WHAT IS ASKED:
From the records, pick out and copy each line containing "name".

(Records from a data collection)
------------------------------

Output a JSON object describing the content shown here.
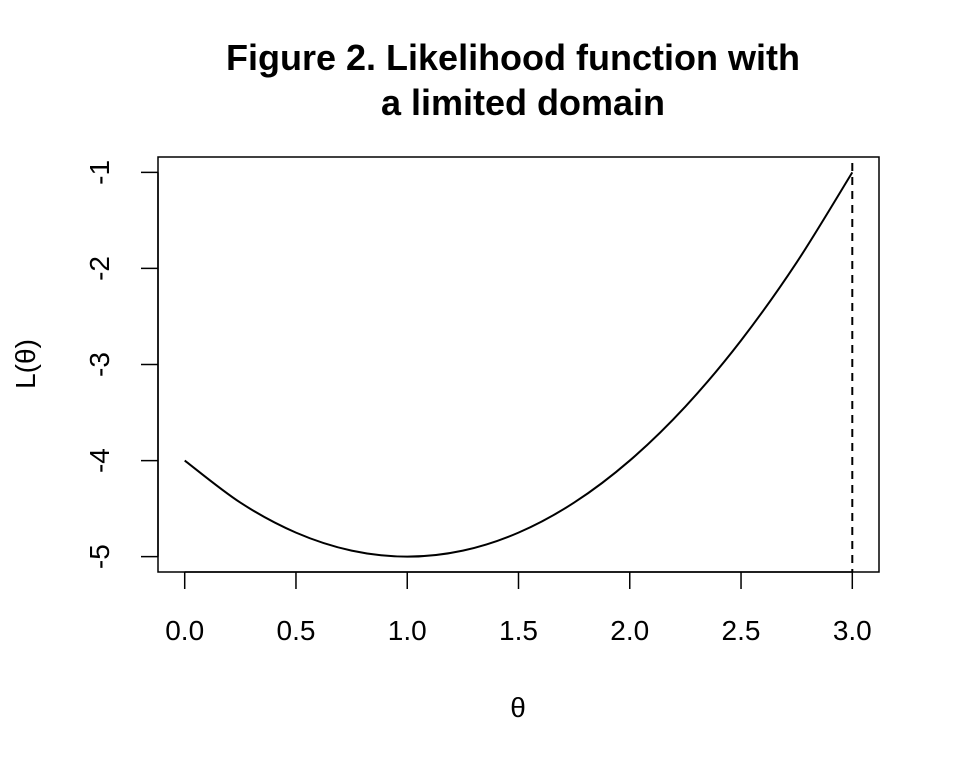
{
  "chart_data": {
    "type": "line",
    "title_lines": [
      "Figure 2. Likelihood function with",
      "a limited domain"
    ],
    "xlabel": "θ",
    "ylabel": "L(θ)",
    "xlim": [
      -0.12,
      3.12
    ],
    "ylim": [
      -5.16,
      -0.84
    ],
    "xticks": [
      0.0,
      0.5,
      1.0,
      1.5,
      2.0,
      2.5,
      3.0
    ],
    "xtick_labels": [
      "0.0",
      "0.5",
      "1.0",
      "1.5",
      "2.0",
      "2.5",
      "3.0"
    ],
    "yticks": [
      -1,
      -2,
      -3,
      -4,
      -5
    ],
    "ytick_labels": [
      "-1",
      "-2",
      "-3",
      "-4",
      "-5"
    ],
    "series": [
      {
        "style": "solid",
        "color": "#000000",
        "x": [
          0.0,
          0.25,
          0.5,
          0.75,
          1.0,
          1.25,
          1.5,
          1.75,
          2.0,
          2.25,
          2.5,
          2.75,
          3.0
        ],
        "y": [
          -4.0,
          -4.4375,
          -4.75,
          -4.9375,
          -5.0,
          -4.9375,
          -4.75,
          -4.4375,
          -4.0,
          -3.4375,
          -2.75,
          -1.9375,
          -1.0
        ]
      }
    ],
    "vline": {
      "x": 3.0,
      "style": "dashed",
      "color": "#000000"
    },
    "grid": false,
    "legend": "none"
  }
}
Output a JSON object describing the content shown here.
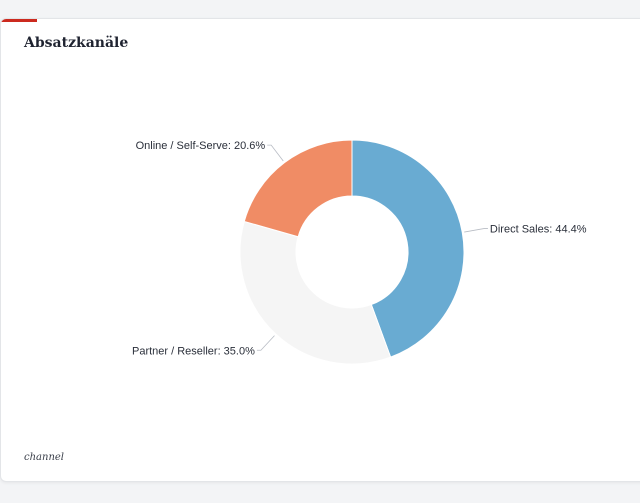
{
  "card": {
    "title": "Absatzkanäle",
    "caption": "channel"
  },
  "colors": {
    "accent": "#cc2a1f",
    "direct_sales": "#69abd2",
    "partner_reseller": "#f5f5f5",
    "online_self_serve": "#f08c65"
  },
  "chart_data": {
    "type": "pie",
    "donut": true,
    "title": "Absatzkanäle",
    "slices": [
      {
        "label": "Direct Sales",
        "value": 44.4,
        "display": "Direct Sales: 44.4%",
        "color": "#69abd2"
      },
      {
        "label": "Partner / Reseller",
        "value": 35.0,
        "display": "Partner / Reseller: 35.0%",
        "color": "#f5f5f5"
      },
      {
        "label": "Online / Self-Serve",
        "value": 20.6,
        "display": "Online / Self-Serve: 20.6%",
        "color": "#f08c65"
      }
    ]
  }
}
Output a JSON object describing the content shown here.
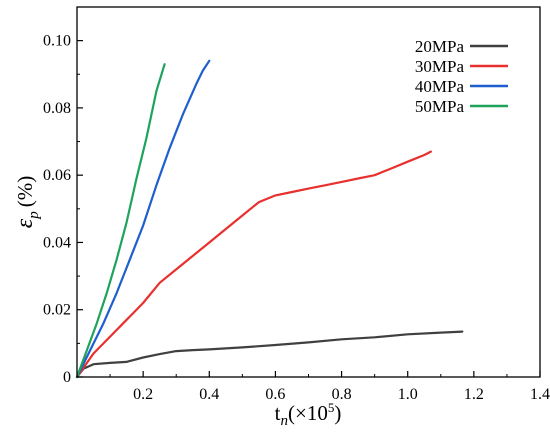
{
  "chart_data": {
    "type": "line",
    "xlabel": {
      "base": "t",
      "sub": "n",
      "rest": "(×10",
      "sup": "5",
      "close": ")"
    },
    "ylabel": {
      "base": "ε",
      "sub": "p",
      "unit": "(%)"
    },
    "xlim": [
      0,
      1.4
    ],
    "ylim": [
      0,
      0.11
    ],
    "xticks": [
      0.2,
      0.4,
      0.6,
      0.8,
      1.0,
      1.2,
      1.4
    ],
    "xtick_labels": [
      "0.2",
      "0.4",
      "0.6",
      "0.8",
      "1.0",
      "1.2",
      "1.4"
    ],
    "yticks": [
      0,
      0.02,
      0.04,
      0.06,
      0.08,
      0.1
    ],
    "ytick_labels": [
      "0",
      "0.02",
      "0.04",
      "0.06",
      "0.08",
      "0.10"
    ],
    "grid": false,
    "legend_position": "top-right",
    "series": [
      {
        "name": "20MPa",
        "color": "#404040",
        "x": [
          0,
          0.02,
          0.05,
          0.1,
          0.15,
          0.2,
          0.25,
          0.3,
          0.35,
          0.4,
          0.5,
          0.6,
          0.7,
          0.8,
          0.9,
          1.0,
          1.1,
          1.165
        ],
        "y": [
          0,
          0.0025,
          0.0038,
          0.0042,
          0.0045,
          0.0058,
          0.0068,
          0.0077,
          0.008,
          0.0082,
          0.0088,
          0.0095,
          0.0103,
          0.0112,
          0.0118,
          0.0127,
          0.0132,
          0.0135
        ]
      },
      {
        "name": "30MPa",
        "color": "#e8312f",
        "x": [
          0,
          0.05,
          0.1,
          0.15,
          0.2,
          0.25,
          0.3,
          0.35,
          0.4,
          0.45,
          0.5,
          0.55,
          0.6,
          0.65,
          0.7,
          0.75,
          0.8,
          0.85,
          0.9,
          0.95,
          1.0,
          1.05,
          1.07
        ],
        "y": [
          0,
          0.007,
          0.012,
          0.017,
          0.022,
          0.028,
          0.032,
          0.036,
          0.04,
          0.044,
          0.048,
          0.052,
          0.054,
          0.055,
          0.056,
          0.057,
          0.058,
          0.059,
          0.06,
          0.062,
          0.064,
          0.066,
          0.067
        ]
      },
      {
        "name": "40MPa",
        "color": "#1e5fcf",
        "x": [
          0,
          0.04,
          0.08,
          0.12,
          0.16,
          0.2,
          0.24,
          0.28,
          0.32,
          0.36,
          0.38,
          0.4
        ],
        "y": [
          0,
          0.008,
          0.016,
          0.025,
          0.035,
          0.045,
          0.057,
          0.068,
          0.078,
          0.087,
          0.091,
          0.094
        ]
      },
      {
        "name": "50MPa",
        "color": "#1fa35a",
        "x": [
          0,
          0.03,
          0.06,
          0.09,
          0.12,
          0.15,
          0.18,
          0.21,
          0.24,
          0.265
        ],
        "y": [
          0,
          0.008,
          0.016,
          0.025,
          0.035,
          0.046,
          0.059,
          0.071,
          0.085,
          0.093
        ]
      }
    ]
  }
}
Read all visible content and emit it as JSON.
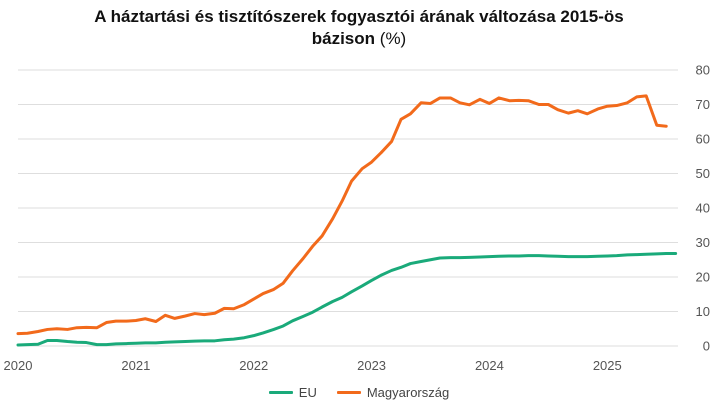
{
  "title": {
    "line1": "A háztartási és tisztítószerek fogyasztói árának változása 2015-ös",
    "line2": "bázison",
    "unit": "(%)"
  },
  "chart_data": {
    "type": "line",
    "x_range": [
      2020.0,
      2025.6
    ],
    "ylim": [
      0,
      80
    ],
    "y_ticks": [
      "0",
      "10",
      "20",
      "30",
      "40",
      "50",
      "60",
      "70",
      "80"
    ],
    "x_ticks": [
      "2020",
      "2021",
      "2022",
      "2023",
      "2024",
      "2025"
    ],
    "grid": true,
    "legend_position": "bottom",
    "series": [
      {
        "name": "EU",
        "color": "#1aaa7a",
        "points": [
          [
            2020.0,
            0.3
          ],
          [
            2020.08,
            0.4
          ],
          [
            2020.17,
            0.5
          ],
          [
            2020.25,
            1.6
          ],
          [
            2020.33,
            1.6
          ],
          [
            2020.42,
            1.3
          ],
          [
            2020.5,
            1.1
          ],
          [
            2020.58,
            1.0
          ],
          [
            2020.67,
            0.4
          ],
          [
            2020.75,
            0.4
          ],
          [
            2020.83,
            0.6
          ],
          [
            2020.92,
            0.7
          ],
          [
            2021.0,
            0.8
          ],
          [
            2021.08,
            0.9
          ],
          [
            2021.17,
            0.9
          ],
          [
            2021.25,
            1.1
          ],
          [
            2021.33,
            1.2
          ],
          [
            2021.42,
            1.3
          ],
          [
            2021.5,
            1.4
          ],
          [
            2021.58,
            1.5
          ],
          [
            2021.67,
            1.5
          ],
          [
            2021.75,
            1.8
          ],
          [
            2021.83,
            2.0
          ],
          [
            2021.92,
            2.4
          ],
          [
            2022.0,
            3.0
          ],
          [
            2022.08,
            3.8
          ],
          [
            2022.17,
            4.8
          ],
          [
            2022.25,
            5.8
          ],
          [
            2022.33,
            7.3
          ],
          [
            2022.42,
            8.6
          ],
          [
            2022.5,
            9.8
          ],
          [
            2022.58,
            11.3
          ],
          [
            2022.67,
            12.9
          ],
          [
            2022.75,
            14.1
          ],
          [
            2022.83,
            15.7
          ],
          [
            2022.92,
            17.4
          ],
          [
            2023.0,
            19.0
          ],
          [
            2023.08,
            20.5
          ],
          [
            2023.17,
            21.9
          ],
          [
            2023.25,
            22.8
          ],
          [
            2023.33,
            23.9
          ],
          [
            2023.42,
            24.5
          ],
          [
            2023.5,
            25.0
          ],
          [
            2023.58,
            25.5
          ],
          [
            2023.67,
            25.6
          ],
          [
            2023.75,
            25.6
          ],
          [
            2023.83,
            25.7
          ],
          [
            2023.92,
            25.8
          ],
          [
            2024.0,
            25.9
          ],
          [
            2024.08,
            26.0
          ],
          [
            2024.17,
            26.1
          ],
          [
            2024.25,
            26.1
          ],
          [
            2024.33,
            26.2
          ],
          [
            2024.42,
            26.2
          ],
          [
            2024.5,
            26.1
          ],
          [
            2024.58,
            26.0
          ],
          [
            2024.67,
            25.9
          ],
          [
            2024.75,
            25.9
          ],
          [
            2024.83,
            25.9
          ],
          [
            2024.92,
            26.0
          ],
          [
            2025.0,
            26.1
          ],
          [
            2025.08,
            26.2
          ],
          [
            2025.17,
            26.4
          ],
          [
            2025.25,
            26.5
          ],
          [
            2025.33,
            26.6
          ],
          [
            2025.42,
            26.7
          ],
          [
            2025.5,
            26.8
          ],
          [
            2025.58,
            26.8
          ]
        ]
      },
      {
        "name": "Magyarország",
        "color": "#f26a1b",
        "points": [
          [
            2020.0,
            3.6
          ],
          [
            2020.08,
            3.7
          ],
          [
            2020.17,
            4.2
          ],
          [
            2020.25,
            4.8
          ],
          [
            2020.33,
            5.0
          ],
          [
            2020.42,
            4.8
          ],
          [
            2020.5,
            5.3
          ],
          [
            2020.58,
            5.4
          ],
          [
            2020.67,
            5.3
          ],
          [
            2020.75,
            6.8
          ],
          [
            2020.83,
            7.2
          ],
          [
            2020.92,
            7.2
          ],
          [
            2021.0,
            7.4
          ],
          [
            2021.08,
            7.9
          ],
          [
            2021.17,
            7.1
          ],
          [
            2021.25,
            8.9
          ],
          [
            2021.33,
            8.0
          ],
          [
            2021.42,
            8.7
          ],
          [
            2021.5,
            9.4
          ],
          [
            2021.58,
            9.1
          ],
          [
            2021.67,
            9.5
          ],
          [
            2021.75,
            10.9
          ],
          [
            2021.83,
            10.8
          ],
          [
            2021.92,
            12.0
          ],
          [
            2022.0,
            13.6
          ],
          [
            2022.08,
            15.2
          ],
          [
            2022.17,
            16.4
          ],
          [
            2022.25,
            18.2
          ],
          [
            2022.33,
            21.8
          ],
          [
            2022.42,
            25.4
          ],
          [
            2022.5,
            28.9
          ],
          [
            2022.58,
            31.9
          ],
          [
            2022.67,
            36.9
          ],
          [
            2022.75,
            42.0
          ],
          [
            2022.83,
            47.8
          ],
          [
            2022.92,
            51.4
          ],
          [
            2023.0,
            53.3
          ],
          [
            2023.08,
            56.0
          ],
          [
            2023.17,
            59.3
          ],
          [
            2023.25,
            65.7
          ],
          [
            2023.33,
            67.3
          ],
          [
            2023.42,
            70.5
          ],
          [
            2023.5,
            70.3
          ],
          [
            2023.58,
            71.9
          ],
          [
            2023.67,
            71.9
          ],
          [
            2023.75,
            70.5
          ],
          [
            2023.83,
            69.9
          ],
          [
            2023.92,
            71.5
          ],
          [
            2024.0,
            70.3
          ],
          [
            2024.08,
            71.9
          ],
          [
            2024.17,
            71.1
          ],
          [
            2024.25,
            71.2
          ],
          [
            2024.33,
            71.1
          ],
          [
            2024.42,
            70.0
          ],
          [
            2024.5,
            70.0
          ],
          [
            2024.58,
            68.5
          ],
          [
            2024.67,
            67.5
          ],
          [
            2024.75,
            68.2
          ],
          [
            2024.83,
            67.3
          ],
          [
            2024.92,
            68.7
          ],
          [
            2025.0,
            69.5
          ],
          [
            2025.08,
            69.7
          ],
          [
            2025.17,
            70.5
          ],
          [
            2025.25,
            72.2
          ],
          [
            2025.33,
            72.5
          ],
          [
            2025.42,
            64.0
          ],
          [
            2025.5,
            63.7
          ]
        ]
      }
    ]
  }
}
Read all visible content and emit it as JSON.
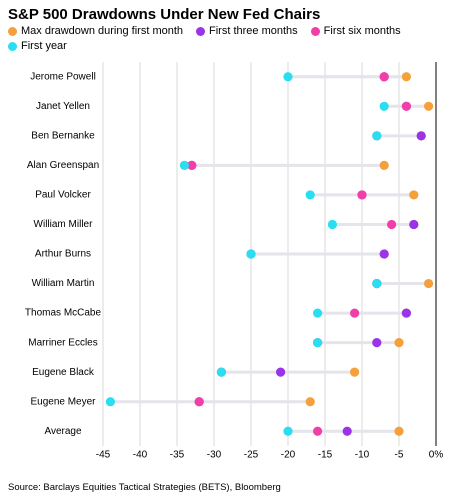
{
  "chart_data": {
    "type": "dot",
    "title": "S&P 500 Drawdowns Under New Fed Chairs",
    "source": "Source: Barclays Equities Tactical Strategies (BETS), Bloomberg",
    "categories": [
      "Jerome Powell",
      "Janet Yellen",
      "Ben Bernanke",
      "Alan Greenspan",
      "Paul Volcker",
      "William Miller",
      "Arthur Burns",
      "William Martin",
      "Thomas McCabe",
      "Marriner Eccles",
      "Eugene Black",
      "Eugene Meyer",
      "Average"
    ],
    "series": [
      {
        "name": "Max drawdown during first month",
        "color": "#f5a03a",
        "values": [
          -4,
          -1,
          -2,
          -7,
          -3,
          -3,
          -7,
          -1,
          -4,
          -5,
          -11,
          -17,
          -5
        ]
      },
      {
        "name": "First three months",
        "color": "#9b34e8",
        "values": [
          -7,
          -4,
          -2,
          -33,
          -10,
          -3,
          -7,
          -8,
          -4,
          -8,
          -21,
          -32,
          -12
        ]
      },
      {
        "name": "First six months",
        "color": "#f23fa8",
        "values": [
          -7,
          -4,
          -8,
          -33,
          -10,
          -6,
          -25,
          -8,
          -11,
          -16,
          -29,
          -32,
          -16
        ]
      },
      {
        "name": "First year",
        "color": "#29def0",
        "values": [
          -20,
          -7,
          -8,
          -34,
          -17,
          -14,
          -25,
          -8,
          -16,
          -16,
          -29,
          -44,
          -20
        ]
      }
    ],
    "xlim": [
      -46,
      0.5
    ],
    "xticks": [
      -45,
      -40,
      -35,
      -30,
      -25,
      -20,
      -15,
      -10,
      -5,
      {
        "value": 0,
        "label": "0%"
      }
    ],
    "grid": true
  }
}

------------------------------

SOLUTION TO THE EXERCISE:
        "name": "20MPa",
        "name": "30MPa",
        "name": "40MPa",
        "name": "50MPa",
        "name": "EU",
        "name": "Magyarország",
        "name": "Max drawdown during first month",
        "name": "First three months",
        "name": "First six months",
        "name": "First year",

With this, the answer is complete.